» **Task goal**
In the entries that follow, how many lines contain the word "numbers"? Answer with the number only.

» **Supplied entries**
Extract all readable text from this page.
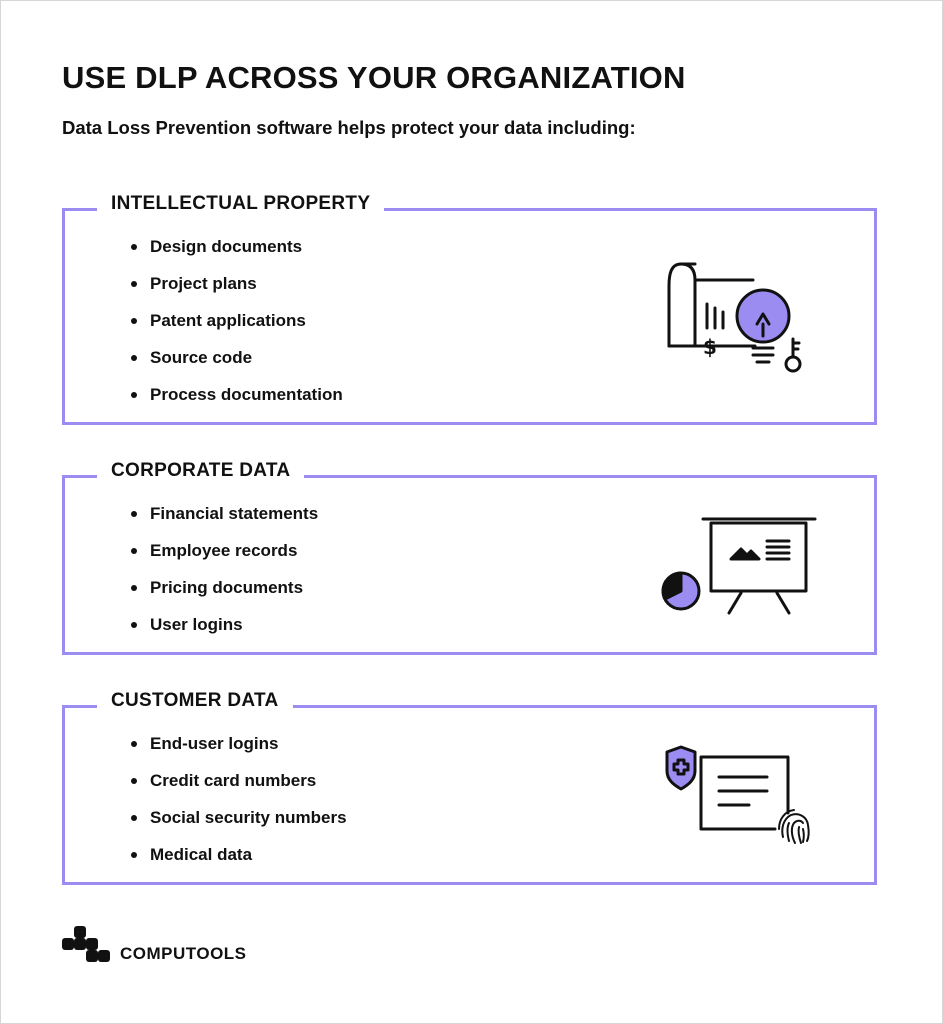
USE DLP ACROSS YOUR ORGANIZATION

Data Loss Prevention software helps protect your data including:

INTELLECTUAL PROPERTY
Design documents
Project plans
Patent applications
Source code
Process documentation
$
CORPORATE DATA
Financial statements
Employee records
Pricing documents
User logins
CUSTOMER DATA
End-user logins
Credit card numbers
Social security numbers
Medical data
COMPUTOOLS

» **Exercise answer**
2